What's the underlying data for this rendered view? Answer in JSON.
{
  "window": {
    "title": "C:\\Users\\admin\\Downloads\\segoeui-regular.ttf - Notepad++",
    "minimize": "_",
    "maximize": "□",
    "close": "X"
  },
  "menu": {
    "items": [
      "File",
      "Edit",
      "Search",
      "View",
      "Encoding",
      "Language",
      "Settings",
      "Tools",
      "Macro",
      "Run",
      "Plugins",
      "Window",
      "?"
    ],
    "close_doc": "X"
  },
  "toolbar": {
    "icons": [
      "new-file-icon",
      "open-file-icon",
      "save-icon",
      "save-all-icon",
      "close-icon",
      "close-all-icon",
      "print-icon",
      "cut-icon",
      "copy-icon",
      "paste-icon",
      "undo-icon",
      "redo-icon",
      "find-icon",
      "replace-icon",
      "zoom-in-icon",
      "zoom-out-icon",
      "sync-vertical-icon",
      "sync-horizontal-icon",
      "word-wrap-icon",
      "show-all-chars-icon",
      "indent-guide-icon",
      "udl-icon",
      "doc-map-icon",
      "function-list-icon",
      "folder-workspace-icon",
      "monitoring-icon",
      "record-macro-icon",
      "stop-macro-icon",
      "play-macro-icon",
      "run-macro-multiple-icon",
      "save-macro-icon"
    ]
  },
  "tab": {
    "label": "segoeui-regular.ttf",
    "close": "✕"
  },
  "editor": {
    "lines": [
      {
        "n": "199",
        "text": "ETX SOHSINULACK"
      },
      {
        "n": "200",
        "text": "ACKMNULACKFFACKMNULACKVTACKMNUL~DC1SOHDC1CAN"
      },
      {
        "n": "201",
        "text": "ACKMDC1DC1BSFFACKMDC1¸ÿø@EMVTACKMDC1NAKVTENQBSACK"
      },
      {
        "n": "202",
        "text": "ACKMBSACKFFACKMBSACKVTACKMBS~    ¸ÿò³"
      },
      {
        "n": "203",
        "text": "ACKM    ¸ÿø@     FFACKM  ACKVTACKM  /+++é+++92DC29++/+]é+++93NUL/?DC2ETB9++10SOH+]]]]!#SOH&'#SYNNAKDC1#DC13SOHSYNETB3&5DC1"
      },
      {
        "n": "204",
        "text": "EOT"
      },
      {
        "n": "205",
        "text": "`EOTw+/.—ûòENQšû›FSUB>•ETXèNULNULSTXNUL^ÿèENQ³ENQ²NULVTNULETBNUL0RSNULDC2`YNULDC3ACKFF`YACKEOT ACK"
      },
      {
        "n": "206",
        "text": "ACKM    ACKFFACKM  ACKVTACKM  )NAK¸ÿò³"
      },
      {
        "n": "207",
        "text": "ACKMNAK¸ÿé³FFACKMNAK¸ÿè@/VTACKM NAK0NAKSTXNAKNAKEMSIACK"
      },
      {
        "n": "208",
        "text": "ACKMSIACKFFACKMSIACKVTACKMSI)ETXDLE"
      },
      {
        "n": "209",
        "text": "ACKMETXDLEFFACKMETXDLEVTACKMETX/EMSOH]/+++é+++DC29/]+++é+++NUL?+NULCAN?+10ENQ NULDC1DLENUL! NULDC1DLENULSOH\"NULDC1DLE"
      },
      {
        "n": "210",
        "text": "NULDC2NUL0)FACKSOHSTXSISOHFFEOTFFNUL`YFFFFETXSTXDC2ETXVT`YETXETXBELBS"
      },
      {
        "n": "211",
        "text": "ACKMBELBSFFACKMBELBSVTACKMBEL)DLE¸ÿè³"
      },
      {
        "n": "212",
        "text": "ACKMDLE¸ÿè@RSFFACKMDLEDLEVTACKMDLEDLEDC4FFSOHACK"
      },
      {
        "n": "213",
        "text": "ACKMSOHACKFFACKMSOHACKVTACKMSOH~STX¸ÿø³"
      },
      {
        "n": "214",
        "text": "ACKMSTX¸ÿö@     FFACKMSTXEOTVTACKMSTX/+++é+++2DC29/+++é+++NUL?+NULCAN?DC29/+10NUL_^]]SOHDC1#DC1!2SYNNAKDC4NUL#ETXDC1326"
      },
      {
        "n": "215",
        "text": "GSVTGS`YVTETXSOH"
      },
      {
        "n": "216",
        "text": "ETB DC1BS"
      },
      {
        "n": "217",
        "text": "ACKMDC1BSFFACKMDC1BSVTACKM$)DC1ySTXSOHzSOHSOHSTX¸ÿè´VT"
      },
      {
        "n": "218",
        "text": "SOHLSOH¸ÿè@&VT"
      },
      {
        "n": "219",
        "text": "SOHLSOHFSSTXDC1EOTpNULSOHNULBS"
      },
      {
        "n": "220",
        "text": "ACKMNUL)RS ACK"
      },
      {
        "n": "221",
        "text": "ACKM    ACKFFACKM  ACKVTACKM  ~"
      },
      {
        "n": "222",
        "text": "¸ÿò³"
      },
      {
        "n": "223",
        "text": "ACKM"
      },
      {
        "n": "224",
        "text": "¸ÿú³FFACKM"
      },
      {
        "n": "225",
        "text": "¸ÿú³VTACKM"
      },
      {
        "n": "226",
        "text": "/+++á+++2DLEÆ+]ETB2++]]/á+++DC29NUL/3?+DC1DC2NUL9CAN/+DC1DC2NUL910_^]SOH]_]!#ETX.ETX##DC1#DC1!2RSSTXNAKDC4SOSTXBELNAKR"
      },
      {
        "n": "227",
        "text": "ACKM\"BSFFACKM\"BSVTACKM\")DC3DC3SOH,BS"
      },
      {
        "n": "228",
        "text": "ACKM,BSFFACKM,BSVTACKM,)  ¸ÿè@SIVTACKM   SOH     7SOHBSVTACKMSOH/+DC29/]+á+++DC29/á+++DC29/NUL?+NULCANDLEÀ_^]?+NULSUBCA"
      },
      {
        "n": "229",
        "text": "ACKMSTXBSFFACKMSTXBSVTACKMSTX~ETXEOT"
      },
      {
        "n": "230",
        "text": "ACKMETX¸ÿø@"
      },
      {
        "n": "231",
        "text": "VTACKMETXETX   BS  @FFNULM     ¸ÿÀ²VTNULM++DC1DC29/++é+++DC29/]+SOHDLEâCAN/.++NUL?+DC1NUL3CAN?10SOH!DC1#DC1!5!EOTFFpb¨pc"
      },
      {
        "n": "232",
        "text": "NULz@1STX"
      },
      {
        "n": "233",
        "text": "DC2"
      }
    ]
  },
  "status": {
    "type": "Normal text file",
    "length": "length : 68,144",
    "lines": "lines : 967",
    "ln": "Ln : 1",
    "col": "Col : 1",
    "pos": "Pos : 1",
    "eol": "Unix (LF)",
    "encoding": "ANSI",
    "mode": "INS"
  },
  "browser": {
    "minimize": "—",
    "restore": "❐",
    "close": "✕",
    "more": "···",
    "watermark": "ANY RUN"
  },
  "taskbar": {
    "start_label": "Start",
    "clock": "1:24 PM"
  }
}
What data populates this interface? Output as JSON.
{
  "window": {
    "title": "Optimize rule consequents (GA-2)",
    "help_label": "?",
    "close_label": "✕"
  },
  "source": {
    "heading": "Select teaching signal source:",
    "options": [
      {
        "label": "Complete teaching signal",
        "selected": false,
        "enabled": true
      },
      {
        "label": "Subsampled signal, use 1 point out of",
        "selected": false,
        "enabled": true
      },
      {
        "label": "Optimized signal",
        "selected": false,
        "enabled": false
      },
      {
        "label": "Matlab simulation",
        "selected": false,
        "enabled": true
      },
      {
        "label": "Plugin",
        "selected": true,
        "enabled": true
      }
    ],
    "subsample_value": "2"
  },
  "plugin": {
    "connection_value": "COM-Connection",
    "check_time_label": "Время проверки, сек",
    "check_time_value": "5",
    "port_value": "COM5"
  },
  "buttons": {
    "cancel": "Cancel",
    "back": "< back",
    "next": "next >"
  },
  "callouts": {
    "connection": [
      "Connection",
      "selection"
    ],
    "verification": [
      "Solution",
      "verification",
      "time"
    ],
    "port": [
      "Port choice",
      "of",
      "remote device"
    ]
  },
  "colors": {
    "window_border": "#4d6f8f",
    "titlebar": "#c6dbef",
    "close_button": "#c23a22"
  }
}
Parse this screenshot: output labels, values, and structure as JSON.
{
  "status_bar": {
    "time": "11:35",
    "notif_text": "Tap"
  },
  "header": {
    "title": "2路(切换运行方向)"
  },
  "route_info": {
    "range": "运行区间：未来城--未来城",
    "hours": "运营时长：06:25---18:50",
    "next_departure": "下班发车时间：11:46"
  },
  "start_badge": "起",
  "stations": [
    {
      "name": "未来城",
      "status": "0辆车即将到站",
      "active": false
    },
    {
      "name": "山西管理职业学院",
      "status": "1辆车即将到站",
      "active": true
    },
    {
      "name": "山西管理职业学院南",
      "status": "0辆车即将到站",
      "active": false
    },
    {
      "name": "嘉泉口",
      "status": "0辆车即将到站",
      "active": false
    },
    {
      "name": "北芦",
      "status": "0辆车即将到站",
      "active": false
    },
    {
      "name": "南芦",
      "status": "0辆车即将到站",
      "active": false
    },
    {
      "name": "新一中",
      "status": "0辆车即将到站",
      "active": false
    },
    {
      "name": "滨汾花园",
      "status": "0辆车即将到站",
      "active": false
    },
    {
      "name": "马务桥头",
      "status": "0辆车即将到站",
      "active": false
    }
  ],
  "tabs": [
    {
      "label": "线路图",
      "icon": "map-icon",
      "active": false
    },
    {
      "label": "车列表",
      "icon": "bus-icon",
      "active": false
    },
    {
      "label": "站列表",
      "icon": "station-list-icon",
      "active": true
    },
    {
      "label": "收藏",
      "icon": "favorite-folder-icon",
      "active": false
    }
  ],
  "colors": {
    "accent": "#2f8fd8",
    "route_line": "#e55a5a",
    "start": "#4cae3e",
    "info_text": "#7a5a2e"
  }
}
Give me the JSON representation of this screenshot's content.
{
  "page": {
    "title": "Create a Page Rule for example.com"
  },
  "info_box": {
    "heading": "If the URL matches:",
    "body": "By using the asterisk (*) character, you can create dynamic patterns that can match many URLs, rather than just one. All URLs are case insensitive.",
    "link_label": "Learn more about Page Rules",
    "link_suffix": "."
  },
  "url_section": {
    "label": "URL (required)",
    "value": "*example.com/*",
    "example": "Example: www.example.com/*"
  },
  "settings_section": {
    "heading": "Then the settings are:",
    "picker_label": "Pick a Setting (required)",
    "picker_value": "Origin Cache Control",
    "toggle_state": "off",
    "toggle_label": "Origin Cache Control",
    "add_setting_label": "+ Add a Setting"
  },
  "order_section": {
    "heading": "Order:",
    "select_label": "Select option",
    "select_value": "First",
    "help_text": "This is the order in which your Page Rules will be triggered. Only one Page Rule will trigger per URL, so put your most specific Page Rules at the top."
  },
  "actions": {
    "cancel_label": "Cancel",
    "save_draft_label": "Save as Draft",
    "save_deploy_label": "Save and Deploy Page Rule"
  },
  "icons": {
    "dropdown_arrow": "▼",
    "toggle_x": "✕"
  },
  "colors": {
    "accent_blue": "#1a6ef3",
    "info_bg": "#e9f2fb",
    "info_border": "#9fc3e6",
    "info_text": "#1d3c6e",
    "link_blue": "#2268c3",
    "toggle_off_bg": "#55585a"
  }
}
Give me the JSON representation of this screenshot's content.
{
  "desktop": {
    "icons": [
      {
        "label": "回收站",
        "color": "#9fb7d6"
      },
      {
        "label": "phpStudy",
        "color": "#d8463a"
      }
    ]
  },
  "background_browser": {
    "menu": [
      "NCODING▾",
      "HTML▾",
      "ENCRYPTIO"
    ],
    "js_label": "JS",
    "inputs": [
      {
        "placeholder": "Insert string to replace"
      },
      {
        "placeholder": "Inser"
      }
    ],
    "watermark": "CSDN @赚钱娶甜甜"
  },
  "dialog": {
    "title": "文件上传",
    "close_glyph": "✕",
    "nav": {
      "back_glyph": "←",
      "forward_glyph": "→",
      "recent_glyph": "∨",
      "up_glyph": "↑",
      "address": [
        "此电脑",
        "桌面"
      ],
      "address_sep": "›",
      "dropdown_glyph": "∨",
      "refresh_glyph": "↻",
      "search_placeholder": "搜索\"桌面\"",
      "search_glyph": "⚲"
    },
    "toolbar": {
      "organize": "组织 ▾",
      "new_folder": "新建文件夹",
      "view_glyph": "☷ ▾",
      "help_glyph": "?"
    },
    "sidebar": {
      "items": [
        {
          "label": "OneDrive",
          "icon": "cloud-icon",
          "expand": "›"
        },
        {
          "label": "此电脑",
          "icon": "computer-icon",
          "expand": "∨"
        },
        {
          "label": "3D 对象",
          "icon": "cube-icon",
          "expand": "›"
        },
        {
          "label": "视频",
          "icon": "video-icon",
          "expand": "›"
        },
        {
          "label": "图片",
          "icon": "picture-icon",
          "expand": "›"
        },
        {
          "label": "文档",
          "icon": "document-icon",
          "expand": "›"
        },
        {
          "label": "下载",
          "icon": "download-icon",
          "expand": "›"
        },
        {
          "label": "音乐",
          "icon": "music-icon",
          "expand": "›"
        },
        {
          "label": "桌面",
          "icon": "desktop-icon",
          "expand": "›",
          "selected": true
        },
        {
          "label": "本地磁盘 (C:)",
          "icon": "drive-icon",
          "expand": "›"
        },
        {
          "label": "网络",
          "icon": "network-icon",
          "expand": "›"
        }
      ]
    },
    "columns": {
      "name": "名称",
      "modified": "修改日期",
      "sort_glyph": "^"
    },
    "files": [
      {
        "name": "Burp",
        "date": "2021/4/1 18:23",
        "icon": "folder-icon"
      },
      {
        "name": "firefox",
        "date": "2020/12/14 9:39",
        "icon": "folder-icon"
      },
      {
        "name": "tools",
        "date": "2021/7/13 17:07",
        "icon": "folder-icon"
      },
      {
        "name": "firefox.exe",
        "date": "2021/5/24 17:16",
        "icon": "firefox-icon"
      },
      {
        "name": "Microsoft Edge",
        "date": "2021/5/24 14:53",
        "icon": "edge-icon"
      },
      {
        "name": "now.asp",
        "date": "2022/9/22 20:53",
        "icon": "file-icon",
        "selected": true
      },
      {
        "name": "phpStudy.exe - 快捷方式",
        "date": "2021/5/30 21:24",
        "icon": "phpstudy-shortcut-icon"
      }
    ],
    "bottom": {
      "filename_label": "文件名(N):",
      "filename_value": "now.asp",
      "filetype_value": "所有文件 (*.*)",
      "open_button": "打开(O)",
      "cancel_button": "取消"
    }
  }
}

Your task
Copy out every line from the material above in which the word "example" appears.

Final result
    "title": "Create a Page Rule for example.com"
    "value": "*example.com/*",
    "example": "Example: www.example.com/*"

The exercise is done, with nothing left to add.